:: Task instructions ::
Identify and copy all lines of the material where the string "this" is found.

────

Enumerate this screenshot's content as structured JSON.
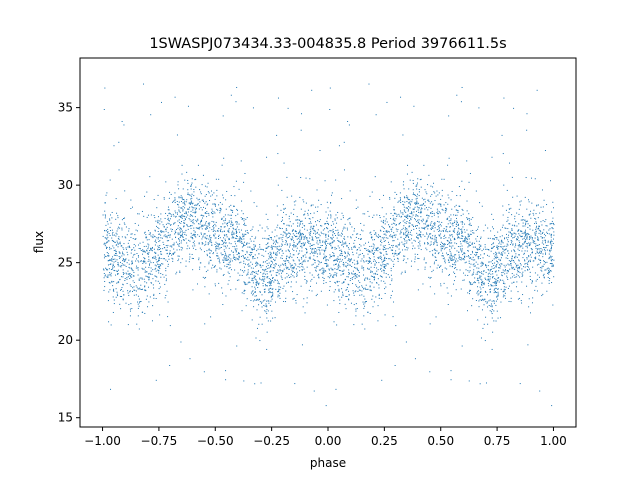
{
  "chart_data": {
    "type": "scatter",
    "title": "1SWASPJ073434.33-004835.8 Period 3976611.5s",
    "xlabel": "phase",
    "ylabel": "flux",
    "xlim": [
      -1.1,
      1.1
    ],
    "ylim": [
      14.4,
      38.2
    ],
    "x_ticks": [
      -1.0,
      -0.75,
      -0.5,
      -0.25,
      0.0,
      0.25,
      0.5,
      0.75,
      1.0
    ],
    "x_tick_labels": [
      "−1.00",
      "−0.75",
      "−0.50",
      "−0.25",
      "0.00",
      "0.25",
      "0.50",
      "0.75",
      "1.00"
    ],
    "y_ticks": [
      15,
      20,
      25,
      30,
      35
    ],
    "y_tick_labels": [
      "15",
      "20",
      "25",
      "30",
      "35"
    ],
    "grid": false,
    "point_color": "#1f77b4",
    "series": [
      {
        "profile": {
          "phase": [
            0.0,
            0.05,
            0.1,
            0.15,
            0.2,
            0.25,
            0.3,
            0.35,
            0.4,
            0.45,
            0.5,
            0.55,
            0.6,
            0.65,
            0.7,
            0.75,
            0.8,
            0.85,
            0.9,
            0.95,
            1.0
          ],
          "flux": [
            26.0,
            25.5,
            25.0,
            24.5,
            25.0,
            26.0,
            26.5,
            27.5,
            28.0,
            27.0,
            26.8,
            26.5,
            26.3,
            25.0,
            24.0,
            24.5,
            25.5,
            26.0,
            26.5,
            26.0,
            26.0
          ]
        },
        "typical_scatter": 1.5,
        "sparse_outlier_range": [
          15.5,
          37.0
        ]
      }
    ]
  }
}
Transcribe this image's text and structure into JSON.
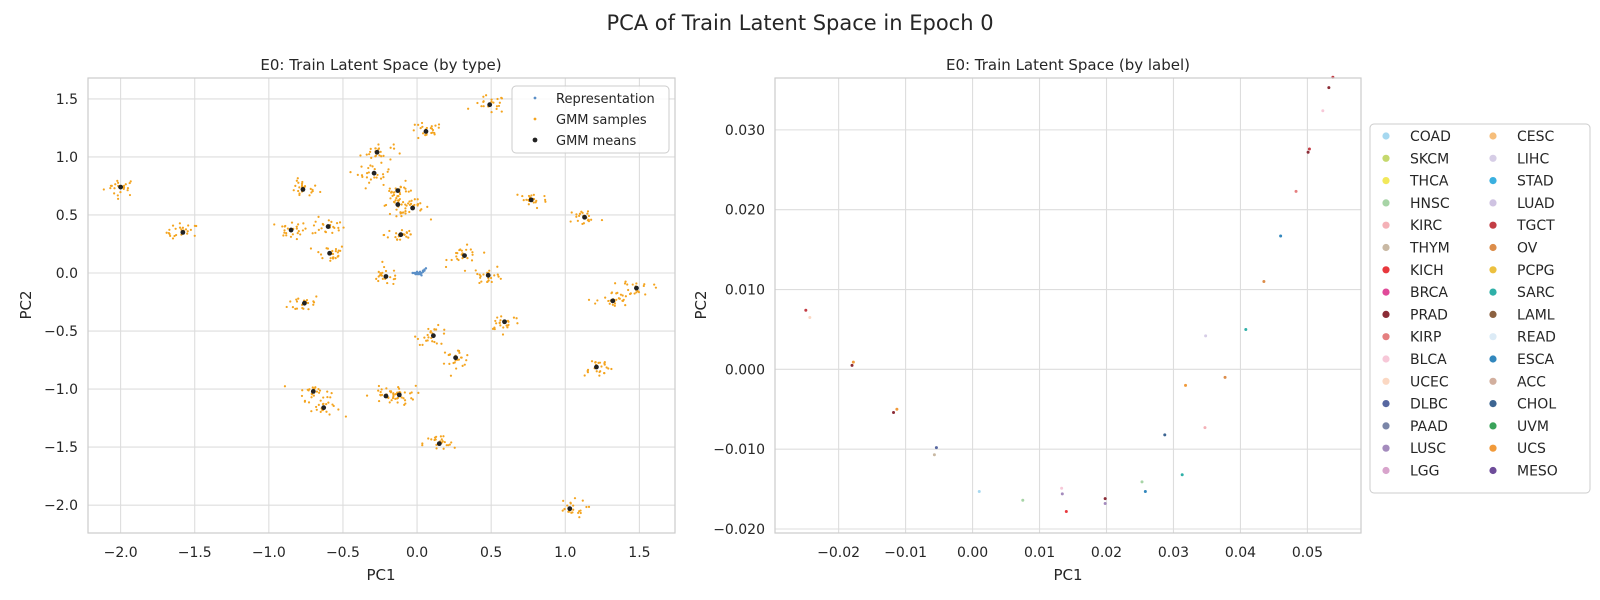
{
  "figure": {
    "title": "PCA of Train Latent Space in Epoch 0"
  },
  "chart_data": [
    {
      "type": "scatter",
      "title": "E0: Train Latent Space (by type)",
      "xlabel": "PC1",
      "ylabel": "PC2",
      "xlim": [
        -2.22,
        1.74
      ],
      "ylim": [
        -2.24,
        1.68
      ],
      "xticks": [
        -2.0,
        -1.5,
        -1.0,
        -0.5,
        0.0,
        0.5,
        1.0,
        1.5
      ],
      "xtick_labels": [
        "−2.0",
        "−1.5",
        "−1.0",
        "−0.5",
        "0.0",
        "0.5",
        "1.0",
        "1.5"
      ],
      "yticks": [
        -2.0,
        -1.5,
        -1.0,
        -0.5,
        0.0,
        0.5,
        1.0,
        1.5
      ],
      "ytick_labels": [
        "−2.0",
        "−1.5",
        "−1.0",
        "−0.5",
        "0.0",
        "0.5",
        "1.0",
        "1.5"
      ],
      "grid": true,
      "legend_position": "top-right",
      "series": [
        {
          "name": "Representation",
          "color": "#5b8fc7",
          "points": [
            [
              -0.03,
              0.0
            ],
            [
              -0.02,
              0.0
            ],
            [
              -0.01,
              0.0
            ],
            [
              0.0,
              -0.01
            ],
            [
              0.01,
              -0.01
            ],
            [
              0.02,
              -0.01
            ],
            [
              0.03,
              0.0
            ],
            [
              0.04,
              0.01
            ],
            [
              0.05,
              0.02
            ],
            [
              0.05,
              0.03
            ],
            [
              0.06,
              0.04
            ],
            [
              0.0,
              0.0
            ],
            [
              0.01,
              0.0
            ],
            [
              -0.01,
              -0.01
            ],
            [
              0.02,
              0.01
            ],
            [
              0.04,
              0.02
            ],
            [
              0.03,
              -0.02
            ],
            [
              0.0,
              0.01
            ]
          ]
        },
        {
          "name": "GMM samples",
          "color": "#f4a41f",
          "cluster_spread": 0.055,
          "samples_per_cluster": 24
        },
        {
          "name": "GMM means",
          "color": "#222222",
          "points": [
            [
              -2.0,
              0.74
            ],
            [
              -1.58,
              0.35
            ],
            [
              -0.85,
              0.37
            ],
            [
              -0.77,
              0.72
            ],
            [
              -0.6,
              0.4
            ],
            [
              -0.59,
              0.17
            ],
            [
              -0.76,
              -0.26
            ],
            [
              -0.7,
              -1.02
            ],
            [
              -0.63,
              -1.16
            ],
            [
              -0.27,
              1.04
            ],
            [
              -0.29,
              0.86
            ],
            [
              -0.13,
              0.71
            ],
            [
              -0.13,
              0.59
            ],
            [
              -0.03,
              0.56
            ],
            [
              -0.11,
              0.33
            ],
            [
              -0.21,
              -0.03
            ],
            [
              0.06,
              1.22
            ],
            [
              0.49,
              1.45
            ],
            [
              0.32,
              0.15
            ],
            [
              0.48,
              -0.02
            ],
            [
              0.11,
              -0.54
            ],
            [
              0.26,
              -0.73
            ],
            [
              -0.21,
              -1.06
            ],
            [
              -0.12,
              -1.05
            ],
            [
              0.15,
              -1.47
            ],
            [
              0.77,
              0.63
            ],
            [
              1.13,
              0.48
            ],
            [
              0.59,
              -0.42
            ],
            [
              1.32,
              -0.24
            ],
            [
              1.48,
              -0.13
            ],
            [
              1.21,
              -0.81
            ],
            [
              1.03,
              -2.03
            ]
          ]
        }
      ]
    },
    {
      "type": "scatter",
      "title": "E0: Train Latent Space (by label)",
      "xlabel": "PC1",
      "ylabel": "PC2",
      "xlim": [
        -0.0295,
        0.058
      ],
      "ylim": [
        -0.0205,
        0.0365
      ],
      "xticks": [
        -0.02,
        -0.01,
        0.0,
        0.01,
        0.02,
        0.03,
        0.04,
        0.05
      ],
      "xtick_labels": [
        "−0.02",
        "−0.01",
        "0.00",
        "0.01",
        "0.02",
        "0.03",
        "0.04",
        "0.05"
      ],
      "yticks": [
        -0.02,
        -0.01,
        0.0,
        0.01,
        0.02,
        0.03
      ],
      "ytick_labels": [
        "−0.020",
        "−0.010",
        "0.000",
        "0.010",
        "0.020",
        "0.030"
      ],
      "grid": true,
      "legend_position": "outside-right",
      "legend_columns": 2,
      "legend": [
        {
          "name": "COAD",
          "color": "#a6d8f0"
        },
        {
          "name": "SKCM",
          "color": "#c5d86d"
        },
        {
          "name": "THCA",
          "color": "#f2e85a"
        },
        {
          "name": "HNSC",
          "color": "#a7d4a6"
        },
        {
          "name": "KIRC",
          "color": "#f4b1b7"
        },
        {
          "name": "THYM",
          "color": "#c9b9a4"
        },
        {
          "name": "KICH",
          "color": "#e8383d"
        },
        {
          "name": "BRCA",
          "color": "#e04a99"
        },
        {
          "name": "PRAD",
          "color": "#8b2c36"
        },
        {
          "name": "KIRP",
          "color": "#e57f80"
        },
        {
          "name": "BLCA",
          "color": "#f7c8d8"
        },
        {
          "name": "UCEC",
          "color": "#fbd8c3"
        },
        {
          "name": "DLBC",
          "color": "#5767a0"
        },
        {
          "name": "PAAD",
          "color": "#7b86a8"
        },
        {
          "name": "LUSC",
          "color": "#a48bbd"
        },
        {
          "name": "LGG",
          "color": "#d8a4cc"
        },
        {
          "name": "CESC",
          "color": "#f6be7b"
        },
        {
          "name": "LIHC",
          "color": "#d6cde6"
        },
        {
          "name": "STAD",
          "color": "#3ab0e0"
        },
        {
          "name": "LUAD",
          "color": "#cfc3e2"
        },
        {
          "name": "TGCT",
          "color": "#c33d45"
        },
        {
          "name": "OV",
          "color": "#dc8d4a"
        },
        {
          "name": "PCPG",
          "color": "#ecc03f"
        },
        {
          "name": "SARC",
          "color": "#2fb0a8"
        },
        {
          "name": "LAML",
          "color": "#8c6140"
        },
        {
          "name": "READ",
          "color": "#dcebf6"
        },
        {
          "name": "ESCA",
          "color": "#3287bd"
        },
        {
          "name": "ACC",
          "color": "#d2af9e"
        },
        {
          "name": "CHOL",
          "color": "#3d6592"
        },
        {
          "name": "UVM",
          "color": "#3aa35a"
        },
        {
          "name": "UCS",
          "color": "#f19a3a"
        },
        {
          "name": "MESO",
          "color": "#6e4c9a"
        }
      ],
      "points": [
        {
          "x": 0.0538,
          "y": 0.0366,
          "label": "TGCT"
        },
        {
          "x": 0.0532,
          "y": 0.0353,
          "label": "PRAD"
        },
        {
          "x": 0.0523,
          "y": 0.0324,
          "label": "BLCA"
        },
        {
          "x": 0.0503,
          "y": 0.0276,
          "label": "TGCT"
        },
        {
          "x": 0.0501,
          "y": 0.0272,
          "label": "PRAD"
        },
        {
          "x": 0.0483,
          "y": 0.0223,
          "label": "KIRP"
        },
        {
          "x": 0.046,
          "y": 0.0167,
          "label": "ESCA"
        },
        {
          "x": 0.0435,
          "y": 0.011,
          "label": "OV"
        },
        {
          "x": 0.0408,
          "y": 0.005,
          "label": "SARC"
        },
        {
          "x": 0.0348,
          "y": 0.0042,
          "label": "LIHC"
        },
        {
          "x": 0.0377,
          "y": -0.001,
          "label": "OV"
        },
        {
          "x": 0.0318,
          "y": -0.002,
          "label": "UCS"
        },
        {
          "x": 0.0347,
          "y": -0.0073,
          "label": "KIRC"
        },
        {
          "x": 0.0287,
          "y": -0.0082,
          "label": "CHOL"
        },
        {
          "x": 0.0313,
          "y": -0.0132,
          "label": "SARC"
        },
        {
          "x": 0.0253,
          "y": -0.0141,
          "label": "HNSC"
        },
        {
          "x": 0.0258,
          "y": -0.0153,
          "label": "ESCA"
        },
        {
          "x": 0.0198,
          "y": -0.0162,
          "label": "PRAD"
        },
        {
          "x": 0.0198,
          "y": -0.0168,
          "label": "LUSC"
        },
        {
          "x": 0.014,
          "y": -0.0178,
          "label": "KICH"
        },
        {
          "x": 0.0133,
          "y": -0.0149,
          "label": "BLCA"
        },
        {
          "x": 0.0134,
          "y": -0.0156,
          "label": "LUSC"
        },
        {
          "x": 0.0075,
          "y": -0.0164,
          "label": "HNSC"
        },
        {
          "x": 0.001,
          "y": -0.0153,
          "label": "COAD"
        },
        {
          "x": -0.0054,
          "y": -0.0098,
          "label": "DLBC"
        },
        {
          "x": -0.0057,
          "y": -0.0107,
          "label": "THYM"
        },
        {
          "x": -0.0118,
          "y": -0.0054,
          "label": "PRAD"
        },
        {
          "x": -0.0113,
          "y": -0.005,
          "label": "UCS"
        },
        {
          "x": -0.018,
          "y": 0.0005,
          "label": "PRAD"
        },
        {
          "x": -0.0178,
          "y": 0.0009,
          "label": "UCS"
        },
        {
          "x": -0.0249,
          "y": 0.0074,
          "label": "TGCT"
        },
        {
          "x": -0.0243,
          "y": 0.0065,
          "label": "UCEC"
        }
      ]
    }
  ]
}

────

:: Correct output ::
Enumerate this screenshot's content as structured JSON.
Transcribe this image's text and structure into JSON.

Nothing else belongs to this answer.